↓↓↓

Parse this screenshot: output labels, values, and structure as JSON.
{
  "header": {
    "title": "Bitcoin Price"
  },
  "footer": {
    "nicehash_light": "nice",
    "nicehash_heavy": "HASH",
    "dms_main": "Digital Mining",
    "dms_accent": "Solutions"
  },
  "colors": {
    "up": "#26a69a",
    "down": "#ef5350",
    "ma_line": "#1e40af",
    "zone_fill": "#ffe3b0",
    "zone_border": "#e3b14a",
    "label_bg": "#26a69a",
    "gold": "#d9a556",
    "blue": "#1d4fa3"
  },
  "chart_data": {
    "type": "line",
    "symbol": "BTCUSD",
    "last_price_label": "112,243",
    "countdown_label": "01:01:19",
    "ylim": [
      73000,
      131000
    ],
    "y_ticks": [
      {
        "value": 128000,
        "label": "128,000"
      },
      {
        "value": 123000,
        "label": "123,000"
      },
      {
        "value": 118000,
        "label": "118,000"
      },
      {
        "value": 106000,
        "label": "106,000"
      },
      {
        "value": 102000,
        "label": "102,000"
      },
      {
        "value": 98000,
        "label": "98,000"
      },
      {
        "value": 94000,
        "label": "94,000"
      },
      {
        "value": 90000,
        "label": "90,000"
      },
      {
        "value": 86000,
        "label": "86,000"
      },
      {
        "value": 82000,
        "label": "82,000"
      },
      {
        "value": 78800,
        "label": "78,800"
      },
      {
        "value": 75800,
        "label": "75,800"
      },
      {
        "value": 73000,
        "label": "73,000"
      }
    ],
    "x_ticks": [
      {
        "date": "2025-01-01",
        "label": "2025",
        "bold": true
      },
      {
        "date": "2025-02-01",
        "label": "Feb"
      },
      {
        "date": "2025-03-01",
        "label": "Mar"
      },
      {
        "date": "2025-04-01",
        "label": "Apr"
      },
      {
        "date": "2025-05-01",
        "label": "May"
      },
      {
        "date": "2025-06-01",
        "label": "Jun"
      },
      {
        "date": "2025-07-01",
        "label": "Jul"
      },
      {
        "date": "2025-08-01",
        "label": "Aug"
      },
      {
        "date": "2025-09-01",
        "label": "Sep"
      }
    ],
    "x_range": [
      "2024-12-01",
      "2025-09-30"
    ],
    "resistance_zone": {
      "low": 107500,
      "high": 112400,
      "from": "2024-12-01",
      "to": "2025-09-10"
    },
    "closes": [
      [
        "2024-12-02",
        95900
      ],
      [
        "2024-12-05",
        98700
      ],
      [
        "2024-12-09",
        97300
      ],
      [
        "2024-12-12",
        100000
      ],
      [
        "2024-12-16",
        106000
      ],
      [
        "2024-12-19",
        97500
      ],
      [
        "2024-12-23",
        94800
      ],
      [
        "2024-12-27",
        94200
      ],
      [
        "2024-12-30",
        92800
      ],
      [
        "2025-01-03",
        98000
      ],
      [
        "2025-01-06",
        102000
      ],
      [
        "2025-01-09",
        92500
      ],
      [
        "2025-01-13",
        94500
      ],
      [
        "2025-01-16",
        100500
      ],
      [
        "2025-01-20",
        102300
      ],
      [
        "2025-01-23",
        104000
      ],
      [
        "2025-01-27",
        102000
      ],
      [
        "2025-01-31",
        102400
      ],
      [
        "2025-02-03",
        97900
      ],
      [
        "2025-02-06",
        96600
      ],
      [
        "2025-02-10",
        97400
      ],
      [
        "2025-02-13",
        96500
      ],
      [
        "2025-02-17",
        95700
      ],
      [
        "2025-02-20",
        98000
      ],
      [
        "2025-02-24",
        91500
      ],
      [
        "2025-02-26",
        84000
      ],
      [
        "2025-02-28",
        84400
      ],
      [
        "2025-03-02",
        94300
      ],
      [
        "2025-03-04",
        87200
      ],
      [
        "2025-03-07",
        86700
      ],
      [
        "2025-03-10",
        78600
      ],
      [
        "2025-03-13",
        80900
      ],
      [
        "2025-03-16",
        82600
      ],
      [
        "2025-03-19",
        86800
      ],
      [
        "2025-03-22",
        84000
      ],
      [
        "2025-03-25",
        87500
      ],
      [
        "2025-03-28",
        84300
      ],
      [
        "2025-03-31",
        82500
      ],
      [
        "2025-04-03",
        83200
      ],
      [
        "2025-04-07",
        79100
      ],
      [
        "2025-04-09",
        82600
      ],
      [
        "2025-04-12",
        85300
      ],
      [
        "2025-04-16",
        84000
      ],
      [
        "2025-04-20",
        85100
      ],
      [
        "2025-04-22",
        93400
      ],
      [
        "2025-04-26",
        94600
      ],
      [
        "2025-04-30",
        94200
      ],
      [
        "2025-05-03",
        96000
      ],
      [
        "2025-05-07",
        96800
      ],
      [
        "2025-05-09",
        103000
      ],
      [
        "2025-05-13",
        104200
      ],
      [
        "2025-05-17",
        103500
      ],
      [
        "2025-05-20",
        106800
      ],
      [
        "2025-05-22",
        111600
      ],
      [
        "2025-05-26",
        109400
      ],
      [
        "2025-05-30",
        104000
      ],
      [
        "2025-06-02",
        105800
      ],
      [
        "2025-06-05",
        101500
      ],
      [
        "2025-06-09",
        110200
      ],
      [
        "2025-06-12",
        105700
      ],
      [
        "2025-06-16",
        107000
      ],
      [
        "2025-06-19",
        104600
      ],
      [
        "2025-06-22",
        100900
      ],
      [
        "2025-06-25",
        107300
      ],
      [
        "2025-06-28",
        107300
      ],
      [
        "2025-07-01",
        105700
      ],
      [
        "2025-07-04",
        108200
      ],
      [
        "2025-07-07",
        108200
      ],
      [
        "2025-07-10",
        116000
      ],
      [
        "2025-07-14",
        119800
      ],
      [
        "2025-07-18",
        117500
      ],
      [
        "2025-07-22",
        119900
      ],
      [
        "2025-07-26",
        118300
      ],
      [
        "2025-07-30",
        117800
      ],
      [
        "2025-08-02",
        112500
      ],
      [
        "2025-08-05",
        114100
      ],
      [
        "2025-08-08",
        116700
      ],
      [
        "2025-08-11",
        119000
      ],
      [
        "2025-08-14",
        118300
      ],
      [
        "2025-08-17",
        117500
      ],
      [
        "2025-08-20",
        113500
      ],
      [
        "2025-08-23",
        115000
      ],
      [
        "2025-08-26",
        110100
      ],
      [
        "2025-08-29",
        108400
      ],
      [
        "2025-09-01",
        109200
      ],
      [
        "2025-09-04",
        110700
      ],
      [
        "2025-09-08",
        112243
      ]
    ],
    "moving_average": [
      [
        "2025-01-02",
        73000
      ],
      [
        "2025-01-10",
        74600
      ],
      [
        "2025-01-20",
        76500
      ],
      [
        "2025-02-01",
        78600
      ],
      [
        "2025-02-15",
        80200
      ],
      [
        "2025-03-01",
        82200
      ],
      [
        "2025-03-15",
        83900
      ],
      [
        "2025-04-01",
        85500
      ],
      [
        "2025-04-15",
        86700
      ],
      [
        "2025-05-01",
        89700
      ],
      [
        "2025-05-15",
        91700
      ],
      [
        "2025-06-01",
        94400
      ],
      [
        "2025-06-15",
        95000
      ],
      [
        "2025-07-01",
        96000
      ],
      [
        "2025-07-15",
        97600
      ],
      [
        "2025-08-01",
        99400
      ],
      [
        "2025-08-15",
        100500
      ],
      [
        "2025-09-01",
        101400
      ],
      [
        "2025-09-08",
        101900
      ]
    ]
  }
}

↑↑↑

**Set exercise**
Read the data above and pull out each line that holds the string "date".

**Answer**
        "date": "2025-01-01",
        "date": "2025-02-01",
        "date": "2025-03-01",
        "date": "2025-04-01",
        "date": "2025-05-01",
        "date": "2025-06-01",
        "date": "2025-07-01",
        "date": "2025-08-01",
        "date": "2025-09-01",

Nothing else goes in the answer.